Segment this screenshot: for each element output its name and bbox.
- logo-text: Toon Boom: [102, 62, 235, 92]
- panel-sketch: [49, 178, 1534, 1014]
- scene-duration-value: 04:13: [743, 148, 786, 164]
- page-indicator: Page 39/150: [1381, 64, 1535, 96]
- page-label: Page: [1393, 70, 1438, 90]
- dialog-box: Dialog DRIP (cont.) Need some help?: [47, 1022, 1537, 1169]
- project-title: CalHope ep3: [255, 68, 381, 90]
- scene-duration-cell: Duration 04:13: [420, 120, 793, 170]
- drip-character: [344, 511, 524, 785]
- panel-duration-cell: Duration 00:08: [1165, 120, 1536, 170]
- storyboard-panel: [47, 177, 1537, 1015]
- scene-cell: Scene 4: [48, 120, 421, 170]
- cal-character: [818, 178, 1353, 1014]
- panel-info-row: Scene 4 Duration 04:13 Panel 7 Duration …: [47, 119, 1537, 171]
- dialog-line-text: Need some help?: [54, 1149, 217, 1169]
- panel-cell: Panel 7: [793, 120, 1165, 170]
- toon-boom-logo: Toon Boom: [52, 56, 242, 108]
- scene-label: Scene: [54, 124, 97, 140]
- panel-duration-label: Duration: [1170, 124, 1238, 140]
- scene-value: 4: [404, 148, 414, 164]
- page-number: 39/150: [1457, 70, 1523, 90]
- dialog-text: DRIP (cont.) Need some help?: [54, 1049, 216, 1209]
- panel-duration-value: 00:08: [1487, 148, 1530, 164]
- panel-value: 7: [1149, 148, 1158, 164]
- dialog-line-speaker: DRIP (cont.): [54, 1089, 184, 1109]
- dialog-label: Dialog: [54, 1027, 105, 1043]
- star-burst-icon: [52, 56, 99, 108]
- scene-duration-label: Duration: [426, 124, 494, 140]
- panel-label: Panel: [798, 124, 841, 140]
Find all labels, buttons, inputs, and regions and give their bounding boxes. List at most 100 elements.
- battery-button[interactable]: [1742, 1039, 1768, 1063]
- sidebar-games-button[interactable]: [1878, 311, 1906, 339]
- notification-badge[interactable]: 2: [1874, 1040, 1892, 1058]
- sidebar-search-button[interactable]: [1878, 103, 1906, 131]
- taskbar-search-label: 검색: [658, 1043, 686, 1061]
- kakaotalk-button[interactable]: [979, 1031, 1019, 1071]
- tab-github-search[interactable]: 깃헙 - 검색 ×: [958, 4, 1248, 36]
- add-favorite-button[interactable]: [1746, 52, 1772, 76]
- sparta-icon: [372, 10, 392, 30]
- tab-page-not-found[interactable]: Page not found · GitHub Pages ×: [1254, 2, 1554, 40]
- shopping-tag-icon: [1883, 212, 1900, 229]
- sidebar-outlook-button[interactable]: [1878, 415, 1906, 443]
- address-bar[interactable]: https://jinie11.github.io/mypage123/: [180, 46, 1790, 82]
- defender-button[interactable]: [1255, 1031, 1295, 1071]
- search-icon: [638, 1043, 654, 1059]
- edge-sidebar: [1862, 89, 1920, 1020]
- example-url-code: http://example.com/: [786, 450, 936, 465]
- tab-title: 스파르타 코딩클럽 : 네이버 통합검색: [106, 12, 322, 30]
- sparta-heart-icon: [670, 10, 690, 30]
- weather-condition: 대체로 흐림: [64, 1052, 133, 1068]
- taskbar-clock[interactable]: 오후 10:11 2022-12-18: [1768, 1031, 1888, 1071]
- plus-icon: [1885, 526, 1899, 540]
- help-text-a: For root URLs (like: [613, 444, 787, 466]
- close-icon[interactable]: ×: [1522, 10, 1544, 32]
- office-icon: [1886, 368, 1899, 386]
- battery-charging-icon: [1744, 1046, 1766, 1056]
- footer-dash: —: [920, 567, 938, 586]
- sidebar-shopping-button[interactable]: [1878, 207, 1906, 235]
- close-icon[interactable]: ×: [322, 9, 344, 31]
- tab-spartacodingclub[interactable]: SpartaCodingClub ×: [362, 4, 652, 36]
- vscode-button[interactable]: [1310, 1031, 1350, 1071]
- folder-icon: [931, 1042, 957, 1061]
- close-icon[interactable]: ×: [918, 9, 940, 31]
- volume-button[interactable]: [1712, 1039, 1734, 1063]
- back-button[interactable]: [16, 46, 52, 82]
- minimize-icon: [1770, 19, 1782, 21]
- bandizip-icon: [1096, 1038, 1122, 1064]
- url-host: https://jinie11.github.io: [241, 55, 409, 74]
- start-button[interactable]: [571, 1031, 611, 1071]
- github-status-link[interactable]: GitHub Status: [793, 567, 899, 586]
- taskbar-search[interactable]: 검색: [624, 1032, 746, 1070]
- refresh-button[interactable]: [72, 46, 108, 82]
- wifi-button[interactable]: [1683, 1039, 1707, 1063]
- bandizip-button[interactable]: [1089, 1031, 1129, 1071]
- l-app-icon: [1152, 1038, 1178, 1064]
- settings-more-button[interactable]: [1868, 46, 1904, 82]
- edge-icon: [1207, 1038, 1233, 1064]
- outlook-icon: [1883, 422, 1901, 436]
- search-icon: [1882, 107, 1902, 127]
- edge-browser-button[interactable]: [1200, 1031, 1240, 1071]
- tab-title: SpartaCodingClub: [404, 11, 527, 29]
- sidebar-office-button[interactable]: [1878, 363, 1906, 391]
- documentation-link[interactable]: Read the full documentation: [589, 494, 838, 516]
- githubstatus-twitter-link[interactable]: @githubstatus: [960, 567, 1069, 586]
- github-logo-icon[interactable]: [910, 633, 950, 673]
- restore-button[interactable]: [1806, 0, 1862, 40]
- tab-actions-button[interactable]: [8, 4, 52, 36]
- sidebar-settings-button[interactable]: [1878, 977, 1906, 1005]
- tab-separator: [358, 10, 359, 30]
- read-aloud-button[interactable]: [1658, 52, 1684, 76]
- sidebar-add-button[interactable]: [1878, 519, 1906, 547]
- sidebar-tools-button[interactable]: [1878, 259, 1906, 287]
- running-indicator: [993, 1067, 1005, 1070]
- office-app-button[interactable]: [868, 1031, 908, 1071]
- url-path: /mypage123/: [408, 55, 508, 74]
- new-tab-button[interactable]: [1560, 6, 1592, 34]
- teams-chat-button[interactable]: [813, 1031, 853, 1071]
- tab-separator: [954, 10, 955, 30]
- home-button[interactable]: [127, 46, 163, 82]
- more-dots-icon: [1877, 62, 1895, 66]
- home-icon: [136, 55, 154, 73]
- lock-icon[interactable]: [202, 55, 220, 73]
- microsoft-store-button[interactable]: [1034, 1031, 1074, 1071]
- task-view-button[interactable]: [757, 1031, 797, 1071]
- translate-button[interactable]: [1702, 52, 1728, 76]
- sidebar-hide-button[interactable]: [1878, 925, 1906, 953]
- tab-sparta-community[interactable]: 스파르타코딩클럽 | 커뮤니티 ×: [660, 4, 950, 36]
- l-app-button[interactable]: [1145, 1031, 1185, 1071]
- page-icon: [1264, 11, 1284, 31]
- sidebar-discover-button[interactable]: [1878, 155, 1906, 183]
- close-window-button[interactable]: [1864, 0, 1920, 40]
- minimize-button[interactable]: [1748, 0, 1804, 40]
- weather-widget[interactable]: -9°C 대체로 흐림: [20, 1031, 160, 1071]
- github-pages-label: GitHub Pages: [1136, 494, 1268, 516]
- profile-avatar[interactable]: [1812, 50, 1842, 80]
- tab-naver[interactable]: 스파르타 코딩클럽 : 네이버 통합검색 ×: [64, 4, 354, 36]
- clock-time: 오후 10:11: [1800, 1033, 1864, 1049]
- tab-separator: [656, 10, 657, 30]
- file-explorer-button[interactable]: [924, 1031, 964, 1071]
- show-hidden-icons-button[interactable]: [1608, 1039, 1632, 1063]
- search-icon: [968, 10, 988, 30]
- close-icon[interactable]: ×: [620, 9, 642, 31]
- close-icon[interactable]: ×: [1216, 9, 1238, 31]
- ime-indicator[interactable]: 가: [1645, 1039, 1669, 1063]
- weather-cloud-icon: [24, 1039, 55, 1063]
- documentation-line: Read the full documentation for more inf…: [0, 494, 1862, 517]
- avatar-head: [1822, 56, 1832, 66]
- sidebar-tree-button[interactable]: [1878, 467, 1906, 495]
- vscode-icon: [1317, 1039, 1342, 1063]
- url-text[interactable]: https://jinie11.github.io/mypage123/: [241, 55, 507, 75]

——

■ **The exercise**
Pull out the records word for word, starting at the very beginning and ending at the line that contains "- storyboard-panel: [47, 177, 1537, 1015]", including that line.

■ **Output**
Segment this screenshot: for each element output its name and bbox.
- logo-text: Toon Boom: [102, 62, 235, 92]
- panel-sketch: [49, 178, 1534, 1014]
- scene-duration-value: 04:13: [743, 148, 786, 164]
- page-indicator: Page 39/150: [1381, 64, 1535, 96]
- page-label: Page: [1393, 70, 1438, 90]
- dialog-box: Dialog DRIP (cont.) Need some help?: [47, 1022, 1537, 1169]
- project-title: CalHope ep3: [255, 68, 381, 90]
- scene-duration-cell: Duration 04:13: [420, 120, 793, 170]
- drip-character: [344, 511, 524, 785]
- panel-duration-cell: Duration 00:08: [1165, 120, 1536, 170]
- storyboard-panel: [47, 177, 1537, 1015]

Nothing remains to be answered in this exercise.